§ Data listing:
((
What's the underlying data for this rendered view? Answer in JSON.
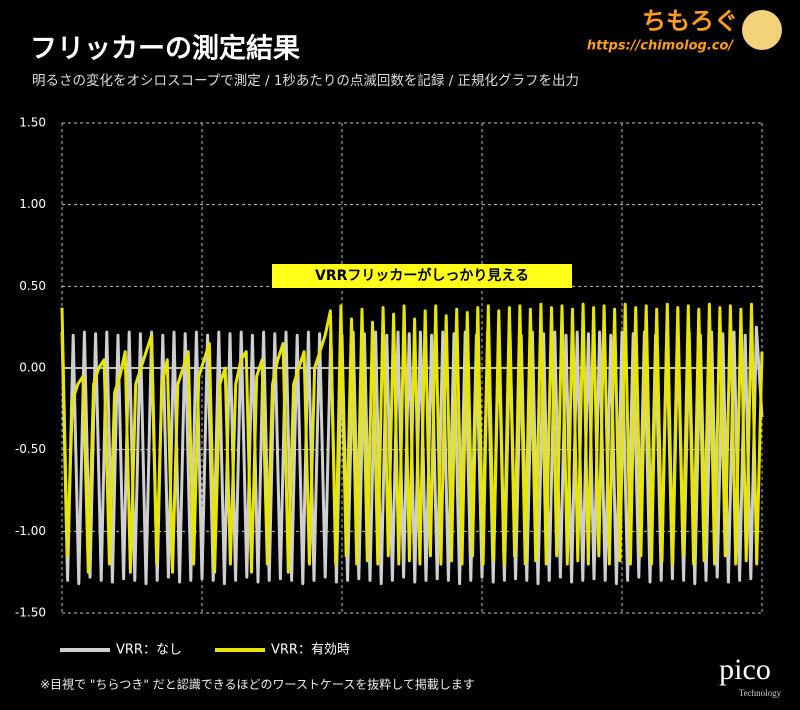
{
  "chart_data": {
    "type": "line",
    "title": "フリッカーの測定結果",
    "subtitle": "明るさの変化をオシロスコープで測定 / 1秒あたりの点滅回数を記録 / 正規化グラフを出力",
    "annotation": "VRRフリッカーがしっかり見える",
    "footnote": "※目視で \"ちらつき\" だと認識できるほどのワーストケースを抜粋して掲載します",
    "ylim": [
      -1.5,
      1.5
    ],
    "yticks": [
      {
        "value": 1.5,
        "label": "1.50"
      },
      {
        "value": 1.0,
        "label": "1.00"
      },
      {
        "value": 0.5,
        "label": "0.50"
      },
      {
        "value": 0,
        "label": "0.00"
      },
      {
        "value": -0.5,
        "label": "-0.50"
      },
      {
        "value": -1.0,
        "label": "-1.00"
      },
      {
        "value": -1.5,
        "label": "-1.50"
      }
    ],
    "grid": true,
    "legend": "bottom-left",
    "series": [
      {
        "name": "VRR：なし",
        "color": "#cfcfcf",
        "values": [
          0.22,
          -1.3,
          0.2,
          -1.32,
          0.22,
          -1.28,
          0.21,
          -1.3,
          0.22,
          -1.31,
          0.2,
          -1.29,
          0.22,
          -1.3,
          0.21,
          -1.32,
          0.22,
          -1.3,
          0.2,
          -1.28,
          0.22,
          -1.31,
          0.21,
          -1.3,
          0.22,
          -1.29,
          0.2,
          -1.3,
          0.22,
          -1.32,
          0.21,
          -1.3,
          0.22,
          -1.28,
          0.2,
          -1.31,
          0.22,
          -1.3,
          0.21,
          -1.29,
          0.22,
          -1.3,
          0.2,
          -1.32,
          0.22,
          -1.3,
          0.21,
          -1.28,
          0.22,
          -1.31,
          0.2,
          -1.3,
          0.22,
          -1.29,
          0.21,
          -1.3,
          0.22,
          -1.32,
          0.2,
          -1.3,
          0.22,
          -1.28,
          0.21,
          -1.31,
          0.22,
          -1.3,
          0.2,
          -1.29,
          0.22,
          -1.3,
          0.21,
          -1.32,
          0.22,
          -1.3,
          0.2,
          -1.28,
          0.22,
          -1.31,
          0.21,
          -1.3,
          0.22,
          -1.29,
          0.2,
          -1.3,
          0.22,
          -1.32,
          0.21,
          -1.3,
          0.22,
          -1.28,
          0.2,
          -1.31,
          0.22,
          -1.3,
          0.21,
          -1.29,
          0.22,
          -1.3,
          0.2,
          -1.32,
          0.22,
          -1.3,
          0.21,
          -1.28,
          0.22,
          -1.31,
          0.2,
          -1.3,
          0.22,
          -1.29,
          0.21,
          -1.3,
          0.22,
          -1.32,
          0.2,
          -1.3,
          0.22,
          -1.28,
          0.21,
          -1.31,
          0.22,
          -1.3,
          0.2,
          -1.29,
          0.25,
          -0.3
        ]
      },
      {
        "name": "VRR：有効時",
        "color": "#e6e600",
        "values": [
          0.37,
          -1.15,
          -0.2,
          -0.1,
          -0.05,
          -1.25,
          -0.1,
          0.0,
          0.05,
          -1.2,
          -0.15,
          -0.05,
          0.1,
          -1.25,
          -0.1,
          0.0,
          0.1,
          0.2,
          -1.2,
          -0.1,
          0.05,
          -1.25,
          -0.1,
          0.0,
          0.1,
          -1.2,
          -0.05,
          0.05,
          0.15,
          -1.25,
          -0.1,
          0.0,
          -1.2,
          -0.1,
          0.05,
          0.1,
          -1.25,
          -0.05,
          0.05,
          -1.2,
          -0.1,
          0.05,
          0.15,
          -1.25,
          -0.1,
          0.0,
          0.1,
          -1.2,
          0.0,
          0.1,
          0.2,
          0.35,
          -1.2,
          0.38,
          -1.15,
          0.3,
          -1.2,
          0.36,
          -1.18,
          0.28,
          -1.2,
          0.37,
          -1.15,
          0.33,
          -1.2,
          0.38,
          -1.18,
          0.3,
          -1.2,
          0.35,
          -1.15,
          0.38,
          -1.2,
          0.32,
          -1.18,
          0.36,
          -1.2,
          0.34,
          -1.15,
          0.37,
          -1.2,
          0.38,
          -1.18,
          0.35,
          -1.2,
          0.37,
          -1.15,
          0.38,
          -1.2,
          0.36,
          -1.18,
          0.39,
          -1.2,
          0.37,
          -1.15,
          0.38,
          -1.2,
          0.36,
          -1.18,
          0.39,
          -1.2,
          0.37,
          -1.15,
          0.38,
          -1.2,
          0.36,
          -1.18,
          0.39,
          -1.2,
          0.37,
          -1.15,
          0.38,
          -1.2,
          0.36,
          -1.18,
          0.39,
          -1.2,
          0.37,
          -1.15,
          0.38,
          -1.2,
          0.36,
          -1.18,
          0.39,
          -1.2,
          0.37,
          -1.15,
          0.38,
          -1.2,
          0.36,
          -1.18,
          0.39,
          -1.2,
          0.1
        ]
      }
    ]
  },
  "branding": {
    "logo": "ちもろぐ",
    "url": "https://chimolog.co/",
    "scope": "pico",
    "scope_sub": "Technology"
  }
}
))
Skip the pictures and transcribe the rest of the records exactly.

§ Written solution:
What's the underlying data for this rendered view? Answer in JSON.
{
  "chart_data": {
    "type": "line",
    "title": "フリッカーの測定結果",
    "subtitle": "明るさの変化をオシロスコープで測定 / 1秒あたりの点滅回数を記録 / 正規化グラフを出力",
    "annotation": "VRRフリッカーがしっかり見える",
    "footnote": "※目視で \"ちらつき\" だと認識できるほどのワーストケースを抜粋して掲載します",
    "ylim": [
      -1.5,
      1.5
    ],
    "yticks": [
      {
        "value": 1.5,
        "label": "1.50"
      },
      {
        "value": 1.0,
        "label": "1.00"
      },
      {
        "value": 0.5,
        "label": "0.50"
      },
      {
        "value": 0,
        "label": "0.00"
      },
      {
        "value": -0.5,
        "label": "-0.50"
      },
      {
        "value": -1.0,
        "label": "-1.00"
      },
      {
        "value": -1.5,
        "label": "-1.50"
      }
    ],
    "grid": true,
    "legend": "bottom-left",
    "series": [
      {
        "name": "VRR：なし",
        "color": "#cfcfcf",
        "values": [
          0.22,
          -1.3,
          0.2,
          -1.32,
          0.22,
          -1.28,
          0.21,
          -1.3,
          0.22,
          -1.31,
          0.2,
          -1.29,
          0.22,
          -1.3,
          0.21,
          -1.32,
          0.22,
          -1.3,
          0.2,
          -1.28,
          0.22,
          -1.31,
          0.21,
          -1.3,
          0.22,
          -1.29,
          0.2,
          -1.3,
          0.22,
          -1.32,
          0.21,
          -1.3,
          0.22,
          -1.28,
          0.2,
          -1.31,
          0.22,
          -1.3,
          0.21,
          -1.29,
          0.22,
          -1.3,
          0.2,
          -1.32,
          0.22,
          -1.3,
          0.21,
          -1.28,
          0.22,
          -1.31,
          0.2,
          -1.3,
          0.22,
          -1.29,
          0.21,
          -1.3,
          0.22,
          -1.32,
          0.2,
          -1.3,
          0.22,
          -1.28,
          0.21,
          -1.31,
          0.22,
          -1.3,
          0.2,
          -1.29,
          0.22,
          -1.3,
          0.21,
          -1.32,
          0.22,
          -1.3,
          0.2,
          -1.28,
          0.22,
          -1.31,
          0.21,
          -1.3,
          0.22,
          -1.29,
          0.2,
          -1.3,
          0.22,
          -1.32,
          0.21,
          -1.3,
          0.22,
          -1.28,
          0.2,
          -1.31,
          0.22,
          -1.3,
          0.21,
          -1.29,
          0.22,
          -1.3,
          0.2,
          -1.32,
          0.22,
          -1.3,
          0.21,
          -1.28,
          0.22,
          -1.31,
          0.2,
          -1.3,
          0.22,
          -1.29,
          0.21,
          -1.3,
          0.22,
          -1.32,
          0.2,
          -1.3,
          0.22,
          -1.28,
          0.21,
          -1.31,
          0.22,
          -1.3,
          0.2,
          -1.29,
          0.25,
          -0.3
        ]
      },
      {
        "name": "VRR：有効時",
        "color": "#e6e600",
        "values": [
          0.37,
          -1.15,
          -0.2,
          -0.1,
          -0.05,
          -1.25,
          -0.1,
          0.0,
          0.05,
          -1.2,
          -0.15,
          -0.05,
          0.1,
          -1.25,
          -0.1,
          0.0,
          0.1,
          0.2,
          -1.2,
          -0.1,
          0.05,
          -1.25,
          -0.1,
          0.0,
          0.1,
          -1.2,
          -0.05,
          0.05,
          0.15,
          -1.25,
          -0.1,
          0.0,
          -1.2,
          -0.1,
          0.05,
          0.1,
          -1.25,
          -0.05,
          0.05,
          -1.2,
          -0.1,
          0.05,
          0.15,
          -1.25,
          -0.1,
          0.0,
          0.1,
          -1.2,
          0.0,
          0.1,
          0.2,
          0.35,
          -1.2,
          0.38,
          -1.15,
          0.3,
          -1.2,
          0.36,
          -1.18,
          0.28,
          -1.2,
          0.37,
          -1.15,
          0.33,
          -1.2,
          0.38,
          -1.18,
          0.3,
          -1.2,
          0.35,
          -1.15,
          0.38,
          -1.2,
          0.32,
          -1.18,
          0.36,
          -1.2,
          0.34,
          -1.15,
          0.37,
          -1.2,
          0.38,
          -1.18,
          0.35,
          -1.2,
          0.37,
          -1.15,
          0.38,
          -1.2,
          0.36,
          -1.18,
          0.39,
          -1.2,
          0.37,
          -1.15,
          0.38,
          -1.2,
          0.36,
          -1.18,
          0.39,
          -1.2,
          0.37,
          -1.15,
          0.38,
          -1.2,
          0.36,
          -1.18,
          0.39,
          -1.2,
          0.37,
          -1.15,
          0.38,
          -1.2,
          0.36,
          -1.18,
          0.39,
          -1.2,
          0.37,
          -1.15,
          0.38,
          -1.2,
          0.36,
          -1.18,
          0.39,
          -1.2,
          0.37,
          -1.15,
          0.38,
          -1.2,
          0.36,
          -1.18,
          0.39,
          -1.2,
          0.1
        ]
      }
    ]
  },
  "branding": {
    "logo": "ちもろぐ",
    "url": "https://chimolog.co/",
    "scope": "pico",
    "scope_sub": "Technology"
  }
}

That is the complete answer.